- Aim of the task -
Pick out each line of the records in which the word "Total" appears.

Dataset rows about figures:
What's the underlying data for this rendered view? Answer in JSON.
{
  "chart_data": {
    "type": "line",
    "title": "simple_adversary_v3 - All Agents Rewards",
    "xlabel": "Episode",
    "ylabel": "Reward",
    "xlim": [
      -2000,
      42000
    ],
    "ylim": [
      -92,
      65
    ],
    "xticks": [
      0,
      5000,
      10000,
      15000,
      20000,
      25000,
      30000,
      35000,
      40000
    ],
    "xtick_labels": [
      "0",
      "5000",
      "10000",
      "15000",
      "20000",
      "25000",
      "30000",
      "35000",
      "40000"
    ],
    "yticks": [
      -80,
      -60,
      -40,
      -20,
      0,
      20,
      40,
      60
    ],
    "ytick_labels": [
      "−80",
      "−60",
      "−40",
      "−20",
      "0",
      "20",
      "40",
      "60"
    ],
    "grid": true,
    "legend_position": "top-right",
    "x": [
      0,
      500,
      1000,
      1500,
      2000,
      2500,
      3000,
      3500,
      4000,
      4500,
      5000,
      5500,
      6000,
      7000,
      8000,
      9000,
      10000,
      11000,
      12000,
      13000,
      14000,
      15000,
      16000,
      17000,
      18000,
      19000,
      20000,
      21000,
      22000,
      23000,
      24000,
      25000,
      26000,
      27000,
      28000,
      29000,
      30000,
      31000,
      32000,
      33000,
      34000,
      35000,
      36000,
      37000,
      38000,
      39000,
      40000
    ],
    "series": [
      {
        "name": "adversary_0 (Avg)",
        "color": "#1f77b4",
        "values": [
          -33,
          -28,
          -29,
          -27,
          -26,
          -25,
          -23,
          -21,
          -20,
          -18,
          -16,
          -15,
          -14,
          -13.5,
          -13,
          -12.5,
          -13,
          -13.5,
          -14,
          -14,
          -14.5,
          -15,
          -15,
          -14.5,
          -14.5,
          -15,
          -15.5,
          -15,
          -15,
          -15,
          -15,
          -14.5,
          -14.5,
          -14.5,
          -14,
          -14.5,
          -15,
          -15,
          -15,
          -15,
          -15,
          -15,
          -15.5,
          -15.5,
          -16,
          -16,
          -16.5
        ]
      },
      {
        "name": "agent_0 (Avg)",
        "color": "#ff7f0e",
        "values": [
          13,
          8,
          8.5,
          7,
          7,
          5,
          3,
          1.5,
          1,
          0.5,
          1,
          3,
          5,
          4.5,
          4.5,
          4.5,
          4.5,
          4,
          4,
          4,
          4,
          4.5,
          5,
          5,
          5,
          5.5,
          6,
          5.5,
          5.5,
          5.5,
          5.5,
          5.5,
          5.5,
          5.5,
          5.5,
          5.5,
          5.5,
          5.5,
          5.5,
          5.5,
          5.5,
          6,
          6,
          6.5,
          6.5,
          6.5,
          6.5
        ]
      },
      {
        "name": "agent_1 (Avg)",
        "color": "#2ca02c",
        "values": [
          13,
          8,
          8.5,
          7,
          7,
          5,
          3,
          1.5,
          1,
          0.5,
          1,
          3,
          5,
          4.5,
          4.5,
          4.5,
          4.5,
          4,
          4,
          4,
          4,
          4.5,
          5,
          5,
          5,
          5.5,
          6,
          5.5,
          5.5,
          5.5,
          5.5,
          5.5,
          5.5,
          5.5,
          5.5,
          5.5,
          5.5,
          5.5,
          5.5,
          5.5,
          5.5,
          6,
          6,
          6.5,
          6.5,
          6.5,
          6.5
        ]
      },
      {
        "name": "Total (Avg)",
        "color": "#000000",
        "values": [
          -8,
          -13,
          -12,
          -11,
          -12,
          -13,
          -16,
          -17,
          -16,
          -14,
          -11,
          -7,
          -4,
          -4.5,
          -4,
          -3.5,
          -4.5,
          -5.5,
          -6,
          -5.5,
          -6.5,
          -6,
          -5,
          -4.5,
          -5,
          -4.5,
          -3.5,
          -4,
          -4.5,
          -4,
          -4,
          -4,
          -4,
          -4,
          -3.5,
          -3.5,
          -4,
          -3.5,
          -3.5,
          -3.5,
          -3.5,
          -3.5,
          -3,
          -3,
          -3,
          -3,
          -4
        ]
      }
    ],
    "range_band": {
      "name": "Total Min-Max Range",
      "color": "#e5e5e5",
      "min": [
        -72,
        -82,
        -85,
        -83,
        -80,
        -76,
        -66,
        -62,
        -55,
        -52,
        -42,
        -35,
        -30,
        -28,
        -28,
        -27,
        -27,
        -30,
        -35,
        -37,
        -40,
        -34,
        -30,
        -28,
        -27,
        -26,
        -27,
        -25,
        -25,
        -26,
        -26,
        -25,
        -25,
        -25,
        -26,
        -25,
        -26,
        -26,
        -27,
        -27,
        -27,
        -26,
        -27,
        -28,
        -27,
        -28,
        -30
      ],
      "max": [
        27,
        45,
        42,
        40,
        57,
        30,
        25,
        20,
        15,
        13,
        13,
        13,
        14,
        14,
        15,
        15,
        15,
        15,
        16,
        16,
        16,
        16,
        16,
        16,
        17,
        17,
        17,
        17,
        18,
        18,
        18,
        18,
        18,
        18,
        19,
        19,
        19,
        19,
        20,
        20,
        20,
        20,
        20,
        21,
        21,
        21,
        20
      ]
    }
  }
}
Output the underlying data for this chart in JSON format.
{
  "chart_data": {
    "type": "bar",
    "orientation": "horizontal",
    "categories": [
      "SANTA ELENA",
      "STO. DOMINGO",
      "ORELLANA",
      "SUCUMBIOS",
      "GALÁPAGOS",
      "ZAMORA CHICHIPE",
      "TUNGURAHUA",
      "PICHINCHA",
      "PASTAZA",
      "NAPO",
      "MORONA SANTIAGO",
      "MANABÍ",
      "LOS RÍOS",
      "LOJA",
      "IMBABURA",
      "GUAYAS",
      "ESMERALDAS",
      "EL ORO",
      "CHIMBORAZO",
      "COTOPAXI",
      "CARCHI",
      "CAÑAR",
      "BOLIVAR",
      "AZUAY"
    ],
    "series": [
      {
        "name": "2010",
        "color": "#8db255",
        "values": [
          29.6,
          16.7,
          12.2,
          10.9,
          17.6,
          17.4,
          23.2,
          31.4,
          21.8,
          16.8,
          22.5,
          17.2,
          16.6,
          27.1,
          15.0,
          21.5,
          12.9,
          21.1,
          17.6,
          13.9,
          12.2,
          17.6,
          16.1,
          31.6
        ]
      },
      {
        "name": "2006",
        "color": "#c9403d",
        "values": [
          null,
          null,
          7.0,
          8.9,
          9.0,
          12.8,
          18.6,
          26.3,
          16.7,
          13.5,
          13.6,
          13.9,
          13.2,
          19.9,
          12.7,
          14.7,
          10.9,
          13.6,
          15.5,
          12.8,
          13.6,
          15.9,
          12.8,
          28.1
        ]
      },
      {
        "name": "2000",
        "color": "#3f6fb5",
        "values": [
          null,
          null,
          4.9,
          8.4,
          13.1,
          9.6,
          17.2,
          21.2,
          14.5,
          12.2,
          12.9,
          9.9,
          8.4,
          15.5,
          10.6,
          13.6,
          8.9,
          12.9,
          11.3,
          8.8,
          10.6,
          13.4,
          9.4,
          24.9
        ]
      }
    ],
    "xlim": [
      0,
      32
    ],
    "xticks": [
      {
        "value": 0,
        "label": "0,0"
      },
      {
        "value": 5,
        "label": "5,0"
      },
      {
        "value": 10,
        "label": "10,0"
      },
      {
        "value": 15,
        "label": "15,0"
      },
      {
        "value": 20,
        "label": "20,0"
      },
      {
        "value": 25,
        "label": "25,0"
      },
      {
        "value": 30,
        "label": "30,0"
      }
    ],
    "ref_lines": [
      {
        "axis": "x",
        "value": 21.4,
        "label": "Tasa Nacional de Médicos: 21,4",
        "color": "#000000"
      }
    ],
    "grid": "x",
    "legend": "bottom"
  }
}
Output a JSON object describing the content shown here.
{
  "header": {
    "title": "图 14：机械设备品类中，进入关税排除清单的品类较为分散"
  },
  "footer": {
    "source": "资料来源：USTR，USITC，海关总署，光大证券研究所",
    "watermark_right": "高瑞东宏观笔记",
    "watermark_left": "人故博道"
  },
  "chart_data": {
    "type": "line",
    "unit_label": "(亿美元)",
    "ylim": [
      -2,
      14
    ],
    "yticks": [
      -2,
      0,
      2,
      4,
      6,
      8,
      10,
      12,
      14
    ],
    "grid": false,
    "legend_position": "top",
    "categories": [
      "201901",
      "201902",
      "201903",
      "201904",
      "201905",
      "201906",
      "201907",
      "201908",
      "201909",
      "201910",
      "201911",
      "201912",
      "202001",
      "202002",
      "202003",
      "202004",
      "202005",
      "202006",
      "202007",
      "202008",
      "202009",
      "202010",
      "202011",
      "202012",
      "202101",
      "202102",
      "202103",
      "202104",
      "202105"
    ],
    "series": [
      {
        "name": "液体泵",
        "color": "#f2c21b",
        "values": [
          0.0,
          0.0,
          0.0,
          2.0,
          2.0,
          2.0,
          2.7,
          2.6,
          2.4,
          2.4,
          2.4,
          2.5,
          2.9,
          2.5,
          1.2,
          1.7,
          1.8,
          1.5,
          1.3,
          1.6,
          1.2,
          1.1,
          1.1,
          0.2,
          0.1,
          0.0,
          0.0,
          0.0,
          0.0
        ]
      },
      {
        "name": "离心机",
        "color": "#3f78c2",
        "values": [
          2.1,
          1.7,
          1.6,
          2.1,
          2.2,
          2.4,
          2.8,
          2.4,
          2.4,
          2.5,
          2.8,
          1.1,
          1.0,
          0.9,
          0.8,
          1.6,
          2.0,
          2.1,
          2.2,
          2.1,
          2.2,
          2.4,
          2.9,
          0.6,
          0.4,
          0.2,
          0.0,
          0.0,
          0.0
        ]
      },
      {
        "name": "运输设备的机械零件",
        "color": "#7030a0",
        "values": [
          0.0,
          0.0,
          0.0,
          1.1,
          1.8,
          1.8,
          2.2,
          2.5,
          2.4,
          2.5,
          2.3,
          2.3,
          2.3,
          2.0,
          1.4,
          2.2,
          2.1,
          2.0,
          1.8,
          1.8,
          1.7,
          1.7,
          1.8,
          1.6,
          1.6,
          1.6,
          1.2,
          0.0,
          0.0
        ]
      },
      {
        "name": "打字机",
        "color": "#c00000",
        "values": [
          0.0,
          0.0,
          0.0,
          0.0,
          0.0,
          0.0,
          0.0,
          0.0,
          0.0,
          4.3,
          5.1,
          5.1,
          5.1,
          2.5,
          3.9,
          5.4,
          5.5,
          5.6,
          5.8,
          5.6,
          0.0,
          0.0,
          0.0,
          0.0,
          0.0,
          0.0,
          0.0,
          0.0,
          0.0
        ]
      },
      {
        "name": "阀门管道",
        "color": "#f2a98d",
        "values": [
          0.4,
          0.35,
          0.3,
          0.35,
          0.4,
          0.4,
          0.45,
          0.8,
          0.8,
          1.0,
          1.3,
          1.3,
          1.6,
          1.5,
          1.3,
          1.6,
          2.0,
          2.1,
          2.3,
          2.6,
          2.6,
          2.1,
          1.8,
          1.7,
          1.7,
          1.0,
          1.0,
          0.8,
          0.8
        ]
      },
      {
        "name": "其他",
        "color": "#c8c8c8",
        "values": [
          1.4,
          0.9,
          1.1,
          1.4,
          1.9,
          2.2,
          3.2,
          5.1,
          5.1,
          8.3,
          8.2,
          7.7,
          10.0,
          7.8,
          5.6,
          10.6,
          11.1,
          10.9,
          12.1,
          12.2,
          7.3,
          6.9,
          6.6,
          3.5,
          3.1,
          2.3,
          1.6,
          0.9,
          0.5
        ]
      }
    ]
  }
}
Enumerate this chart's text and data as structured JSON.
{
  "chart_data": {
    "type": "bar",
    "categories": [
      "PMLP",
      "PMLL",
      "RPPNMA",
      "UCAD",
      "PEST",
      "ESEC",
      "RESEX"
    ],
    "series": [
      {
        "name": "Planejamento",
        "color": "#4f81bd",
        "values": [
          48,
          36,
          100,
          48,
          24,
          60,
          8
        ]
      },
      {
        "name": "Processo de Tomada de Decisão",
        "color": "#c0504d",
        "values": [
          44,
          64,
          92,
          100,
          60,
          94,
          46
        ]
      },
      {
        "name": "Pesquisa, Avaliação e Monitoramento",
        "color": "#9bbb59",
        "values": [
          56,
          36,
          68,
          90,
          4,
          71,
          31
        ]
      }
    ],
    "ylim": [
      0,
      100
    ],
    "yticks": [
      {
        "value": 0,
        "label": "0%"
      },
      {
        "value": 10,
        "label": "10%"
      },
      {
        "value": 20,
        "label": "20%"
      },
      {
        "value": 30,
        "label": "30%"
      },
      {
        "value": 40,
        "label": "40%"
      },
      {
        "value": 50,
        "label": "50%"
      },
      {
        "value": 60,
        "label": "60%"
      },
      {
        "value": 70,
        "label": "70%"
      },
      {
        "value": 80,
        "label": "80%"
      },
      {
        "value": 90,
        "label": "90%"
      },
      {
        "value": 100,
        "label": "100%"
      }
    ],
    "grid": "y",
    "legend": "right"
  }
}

- The reply -
        "name": "Total (Avg)",
      "name": "Total Min-Max Range",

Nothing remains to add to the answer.